Written request - Copy out every line in the entries below that includes "častěji".

[Saved data entries]
*****

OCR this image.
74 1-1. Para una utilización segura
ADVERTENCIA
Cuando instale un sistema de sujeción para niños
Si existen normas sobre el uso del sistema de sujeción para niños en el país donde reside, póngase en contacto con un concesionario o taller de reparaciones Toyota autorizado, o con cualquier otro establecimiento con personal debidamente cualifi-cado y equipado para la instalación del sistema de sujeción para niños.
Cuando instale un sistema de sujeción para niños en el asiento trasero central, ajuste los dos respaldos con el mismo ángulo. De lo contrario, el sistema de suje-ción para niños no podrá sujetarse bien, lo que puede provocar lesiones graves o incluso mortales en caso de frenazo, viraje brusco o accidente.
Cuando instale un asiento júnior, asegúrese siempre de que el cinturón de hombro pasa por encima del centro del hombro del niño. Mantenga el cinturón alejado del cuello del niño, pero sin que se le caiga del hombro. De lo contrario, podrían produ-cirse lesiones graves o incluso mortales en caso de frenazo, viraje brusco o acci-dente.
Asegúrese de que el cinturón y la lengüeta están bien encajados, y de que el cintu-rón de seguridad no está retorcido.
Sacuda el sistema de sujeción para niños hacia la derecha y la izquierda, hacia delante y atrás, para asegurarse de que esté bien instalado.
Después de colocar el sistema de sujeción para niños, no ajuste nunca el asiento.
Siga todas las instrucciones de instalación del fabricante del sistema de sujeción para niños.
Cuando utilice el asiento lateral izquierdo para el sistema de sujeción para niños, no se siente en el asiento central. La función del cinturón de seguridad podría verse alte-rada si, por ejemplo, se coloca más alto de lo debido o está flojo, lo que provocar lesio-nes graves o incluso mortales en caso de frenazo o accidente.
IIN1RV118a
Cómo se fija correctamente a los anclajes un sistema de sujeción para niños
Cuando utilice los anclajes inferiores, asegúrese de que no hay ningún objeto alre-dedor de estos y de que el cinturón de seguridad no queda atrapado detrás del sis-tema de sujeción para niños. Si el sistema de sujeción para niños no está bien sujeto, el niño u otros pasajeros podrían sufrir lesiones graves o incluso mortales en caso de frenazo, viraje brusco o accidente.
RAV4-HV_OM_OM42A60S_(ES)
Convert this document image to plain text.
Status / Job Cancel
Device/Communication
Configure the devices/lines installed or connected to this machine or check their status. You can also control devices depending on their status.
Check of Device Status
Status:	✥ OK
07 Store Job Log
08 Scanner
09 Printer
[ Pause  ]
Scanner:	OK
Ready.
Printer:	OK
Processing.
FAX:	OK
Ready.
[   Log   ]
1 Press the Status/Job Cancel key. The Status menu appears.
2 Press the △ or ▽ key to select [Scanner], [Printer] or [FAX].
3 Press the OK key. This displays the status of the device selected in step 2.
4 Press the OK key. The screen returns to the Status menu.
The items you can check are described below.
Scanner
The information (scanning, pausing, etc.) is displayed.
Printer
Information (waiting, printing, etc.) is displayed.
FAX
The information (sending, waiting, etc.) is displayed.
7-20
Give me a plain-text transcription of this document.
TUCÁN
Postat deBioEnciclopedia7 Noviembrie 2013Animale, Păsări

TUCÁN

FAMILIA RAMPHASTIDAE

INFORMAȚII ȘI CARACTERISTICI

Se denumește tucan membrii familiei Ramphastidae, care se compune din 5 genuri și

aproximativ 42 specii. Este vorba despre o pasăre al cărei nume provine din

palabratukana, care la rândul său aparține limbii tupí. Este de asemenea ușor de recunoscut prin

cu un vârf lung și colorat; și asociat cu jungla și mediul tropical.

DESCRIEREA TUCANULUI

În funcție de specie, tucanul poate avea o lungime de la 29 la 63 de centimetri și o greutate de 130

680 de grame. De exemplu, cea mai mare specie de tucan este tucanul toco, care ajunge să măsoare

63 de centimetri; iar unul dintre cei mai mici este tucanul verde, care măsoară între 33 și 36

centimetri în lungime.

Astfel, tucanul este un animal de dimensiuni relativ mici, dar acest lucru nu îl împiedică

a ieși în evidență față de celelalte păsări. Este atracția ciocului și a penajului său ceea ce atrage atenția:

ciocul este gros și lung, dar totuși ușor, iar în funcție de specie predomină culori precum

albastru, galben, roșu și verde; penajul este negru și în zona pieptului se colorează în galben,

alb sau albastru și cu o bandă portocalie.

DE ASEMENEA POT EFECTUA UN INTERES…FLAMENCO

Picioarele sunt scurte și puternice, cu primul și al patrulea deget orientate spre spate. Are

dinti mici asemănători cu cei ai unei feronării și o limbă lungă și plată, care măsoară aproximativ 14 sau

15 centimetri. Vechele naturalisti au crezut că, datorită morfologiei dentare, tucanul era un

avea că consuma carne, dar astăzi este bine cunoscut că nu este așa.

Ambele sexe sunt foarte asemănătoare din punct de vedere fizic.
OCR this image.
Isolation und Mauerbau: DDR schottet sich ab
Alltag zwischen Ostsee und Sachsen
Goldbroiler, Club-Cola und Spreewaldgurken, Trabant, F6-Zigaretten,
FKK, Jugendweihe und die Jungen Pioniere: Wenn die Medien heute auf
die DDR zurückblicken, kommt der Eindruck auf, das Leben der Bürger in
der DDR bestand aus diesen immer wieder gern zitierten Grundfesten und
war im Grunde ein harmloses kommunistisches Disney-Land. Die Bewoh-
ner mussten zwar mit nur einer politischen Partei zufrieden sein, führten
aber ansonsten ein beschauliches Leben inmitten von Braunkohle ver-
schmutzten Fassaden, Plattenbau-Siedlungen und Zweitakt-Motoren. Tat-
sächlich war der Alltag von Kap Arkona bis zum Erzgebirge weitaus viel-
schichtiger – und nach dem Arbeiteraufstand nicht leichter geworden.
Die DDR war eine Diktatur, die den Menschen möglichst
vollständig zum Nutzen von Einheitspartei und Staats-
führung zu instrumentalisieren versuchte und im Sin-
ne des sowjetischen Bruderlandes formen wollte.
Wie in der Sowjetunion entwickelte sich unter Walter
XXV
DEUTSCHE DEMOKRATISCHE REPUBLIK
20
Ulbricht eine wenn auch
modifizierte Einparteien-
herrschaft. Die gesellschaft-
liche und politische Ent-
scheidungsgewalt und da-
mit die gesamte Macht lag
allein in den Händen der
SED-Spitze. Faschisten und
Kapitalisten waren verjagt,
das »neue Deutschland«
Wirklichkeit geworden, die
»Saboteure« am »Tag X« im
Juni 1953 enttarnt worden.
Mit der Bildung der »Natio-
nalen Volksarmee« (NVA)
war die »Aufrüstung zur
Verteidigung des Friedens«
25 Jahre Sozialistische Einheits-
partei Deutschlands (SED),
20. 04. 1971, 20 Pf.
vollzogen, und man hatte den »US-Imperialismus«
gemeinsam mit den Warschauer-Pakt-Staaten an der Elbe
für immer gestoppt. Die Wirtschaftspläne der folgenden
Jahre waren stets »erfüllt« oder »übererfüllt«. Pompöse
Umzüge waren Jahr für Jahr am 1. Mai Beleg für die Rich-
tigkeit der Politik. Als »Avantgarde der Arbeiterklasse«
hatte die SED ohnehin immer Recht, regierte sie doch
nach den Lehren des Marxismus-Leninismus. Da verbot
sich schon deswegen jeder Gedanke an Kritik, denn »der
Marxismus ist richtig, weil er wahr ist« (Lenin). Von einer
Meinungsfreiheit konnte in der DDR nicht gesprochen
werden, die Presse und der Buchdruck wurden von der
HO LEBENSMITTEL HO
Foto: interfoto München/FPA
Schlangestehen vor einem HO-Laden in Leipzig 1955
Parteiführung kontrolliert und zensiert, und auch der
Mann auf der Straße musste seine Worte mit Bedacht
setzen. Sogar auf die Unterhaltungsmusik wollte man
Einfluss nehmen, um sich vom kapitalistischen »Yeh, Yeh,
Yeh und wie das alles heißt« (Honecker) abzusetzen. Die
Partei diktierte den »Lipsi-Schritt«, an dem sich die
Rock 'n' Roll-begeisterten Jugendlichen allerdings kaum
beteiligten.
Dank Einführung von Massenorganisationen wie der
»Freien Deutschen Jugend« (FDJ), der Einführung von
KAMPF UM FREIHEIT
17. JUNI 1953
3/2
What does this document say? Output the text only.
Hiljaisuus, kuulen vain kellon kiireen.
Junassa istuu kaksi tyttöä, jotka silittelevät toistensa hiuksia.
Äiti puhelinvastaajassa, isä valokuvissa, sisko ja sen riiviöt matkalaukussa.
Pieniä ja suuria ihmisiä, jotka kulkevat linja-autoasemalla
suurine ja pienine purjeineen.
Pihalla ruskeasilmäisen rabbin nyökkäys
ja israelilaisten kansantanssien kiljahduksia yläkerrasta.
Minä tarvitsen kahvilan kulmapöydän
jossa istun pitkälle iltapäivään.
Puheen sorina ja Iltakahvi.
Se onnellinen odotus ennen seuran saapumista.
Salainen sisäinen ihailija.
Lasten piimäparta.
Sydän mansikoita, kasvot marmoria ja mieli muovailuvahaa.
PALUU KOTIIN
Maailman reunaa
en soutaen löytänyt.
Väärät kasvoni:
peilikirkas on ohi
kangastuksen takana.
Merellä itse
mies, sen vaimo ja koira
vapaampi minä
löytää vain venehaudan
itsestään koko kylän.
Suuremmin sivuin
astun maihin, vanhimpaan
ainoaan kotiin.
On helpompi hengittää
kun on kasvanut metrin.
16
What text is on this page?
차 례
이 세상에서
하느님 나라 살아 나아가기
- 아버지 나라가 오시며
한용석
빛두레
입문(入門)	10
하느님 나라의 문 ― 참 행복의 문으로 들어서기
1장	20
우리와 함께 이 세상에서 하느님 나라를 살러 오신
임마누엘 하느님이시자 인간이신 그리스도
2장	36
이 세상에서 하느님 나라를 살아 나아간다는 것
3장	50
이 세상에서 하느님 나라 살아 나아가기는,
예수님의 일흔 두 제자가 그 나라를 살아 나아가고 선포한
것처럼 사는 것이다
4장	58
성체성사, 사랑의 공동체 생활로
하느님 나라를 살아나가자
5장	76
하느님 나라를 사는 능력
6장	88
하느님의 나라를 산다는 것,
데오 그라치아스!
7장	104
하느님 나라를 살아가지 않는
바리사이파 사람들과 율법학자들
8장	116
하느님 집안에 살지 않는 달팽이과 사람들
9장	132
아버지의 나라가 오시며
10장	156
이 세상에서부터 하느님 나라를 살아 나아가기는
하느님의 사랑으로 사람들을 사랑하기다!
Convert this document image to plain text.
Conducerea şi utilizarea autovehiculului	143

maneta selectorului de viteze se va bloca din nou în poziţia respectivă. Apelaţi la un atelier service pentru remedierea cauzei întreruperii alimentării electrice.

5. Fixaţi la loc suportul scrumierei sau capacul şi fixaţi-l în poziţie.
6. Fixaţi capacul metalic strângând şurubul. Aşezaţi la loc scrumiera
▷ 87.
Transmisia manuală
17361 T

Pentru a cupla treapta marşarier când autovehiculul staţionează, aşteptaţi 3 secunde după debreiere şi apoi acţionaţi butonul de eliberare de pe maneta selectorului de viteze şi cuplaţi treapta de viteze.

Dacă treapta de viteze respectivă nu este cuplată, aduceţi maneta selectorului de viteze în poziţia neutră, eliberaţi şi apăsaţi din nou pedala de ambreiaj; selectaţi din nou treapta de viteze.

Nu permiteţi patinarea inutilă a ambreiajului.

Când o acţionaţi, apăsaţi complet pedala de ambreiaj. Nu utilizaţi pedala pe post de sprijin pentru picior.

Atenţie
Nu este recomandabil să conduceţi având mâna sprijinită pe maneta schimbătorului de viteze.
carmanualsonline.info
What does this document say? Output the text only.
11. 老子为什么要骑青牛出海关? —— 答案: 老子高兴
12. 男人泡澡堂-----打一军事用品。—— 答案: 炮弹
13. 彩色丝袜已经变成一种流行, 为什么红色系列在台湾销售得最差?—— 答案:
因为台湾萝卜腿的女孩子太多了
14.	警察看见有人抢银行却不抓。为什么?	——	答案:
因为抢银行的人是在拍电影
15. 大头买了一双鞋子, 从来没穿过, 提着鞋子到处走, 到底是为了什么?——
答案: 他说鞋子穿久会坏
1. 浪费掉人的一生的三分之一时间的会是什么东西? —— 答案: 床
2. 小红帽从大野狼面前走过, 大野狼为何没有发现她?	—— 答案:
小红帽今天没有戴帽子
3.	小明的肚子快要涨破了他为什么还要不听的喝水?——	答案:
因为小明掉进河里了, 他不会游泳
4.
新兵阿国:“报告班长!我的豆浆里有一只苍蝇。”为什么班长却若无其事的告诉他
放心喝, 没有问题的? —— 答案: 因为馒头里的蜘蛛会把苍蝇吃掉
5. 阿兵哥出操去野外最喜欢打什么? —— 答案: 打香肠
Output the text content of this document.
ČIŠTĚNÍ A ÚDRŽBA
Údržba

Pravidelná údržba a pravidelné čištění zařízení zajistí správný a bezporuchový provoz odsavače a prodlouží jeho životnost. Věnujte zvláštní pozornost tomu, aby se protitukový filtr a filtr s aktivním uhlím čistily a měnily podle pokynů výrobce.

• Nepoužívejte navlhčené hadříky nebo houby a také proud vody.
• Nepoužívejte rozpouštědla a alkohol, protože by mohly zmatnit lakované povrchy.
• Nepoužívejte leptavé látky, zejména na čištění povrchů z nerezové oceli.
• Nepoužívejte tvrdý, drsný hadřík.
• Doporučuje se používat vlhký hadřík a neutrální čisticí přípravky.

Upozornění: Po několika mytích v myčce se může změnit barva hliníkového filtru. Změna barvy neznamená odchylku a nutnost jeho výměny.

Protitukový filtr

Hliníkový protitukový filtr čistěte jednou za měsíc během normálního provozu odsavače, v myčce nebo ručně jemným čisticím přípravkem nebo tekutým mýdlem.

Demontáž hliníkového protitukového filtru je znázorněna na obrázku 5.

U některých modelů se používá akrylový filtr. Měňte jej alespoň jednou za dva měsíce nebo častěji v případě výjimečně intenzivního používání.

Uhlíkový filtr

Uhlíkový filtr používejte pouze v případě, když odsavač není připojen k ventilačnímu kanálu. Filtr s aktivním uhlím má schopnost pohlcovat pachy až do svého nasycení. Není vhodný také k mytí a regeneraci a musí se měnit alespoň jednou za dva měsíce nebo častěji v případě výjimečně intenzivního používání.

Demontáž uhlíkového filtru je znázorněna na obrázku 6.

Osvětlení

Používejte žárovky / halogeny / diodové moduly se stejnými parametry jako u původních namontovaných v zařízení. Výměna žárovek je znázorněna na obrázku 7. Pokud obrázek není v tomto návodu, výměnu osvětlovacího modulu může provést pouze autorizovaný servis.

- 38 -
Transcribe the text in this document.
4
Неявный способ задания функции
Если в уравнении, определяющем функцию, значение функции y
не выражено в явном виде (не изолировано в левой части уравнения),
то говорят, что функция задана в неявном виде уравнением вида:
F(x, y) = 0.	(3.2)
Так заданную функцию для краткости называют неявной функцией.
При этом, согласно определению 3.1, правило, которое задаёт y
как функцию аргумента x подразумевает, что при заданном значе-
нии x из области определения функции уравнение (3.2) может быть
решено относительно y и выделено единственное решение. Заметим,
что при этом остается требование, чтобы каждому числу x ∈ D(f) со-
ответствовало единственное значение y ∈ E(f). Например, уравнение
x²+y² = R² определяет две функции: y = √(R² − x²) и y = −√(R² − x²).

*****

Task output -
U některých modelů se používá akrylový filtr. Měňte jej alespoň jednou za dva měsíce nebo častěji v případě výjimečně intenzivního používání.
Uhlíkový filtr používejte pouze v případě, když odsavač není připojen k ventilačnímu kanálu. Filtr s aktivním uhlím má schopnost pohlcovat pachy až do svého nasycení. Není vhodný také k mytí a regeneraci a musí se měnit alespoň jednou za dva měsíce nebo častěji v případě výjimečně intenzivního používání.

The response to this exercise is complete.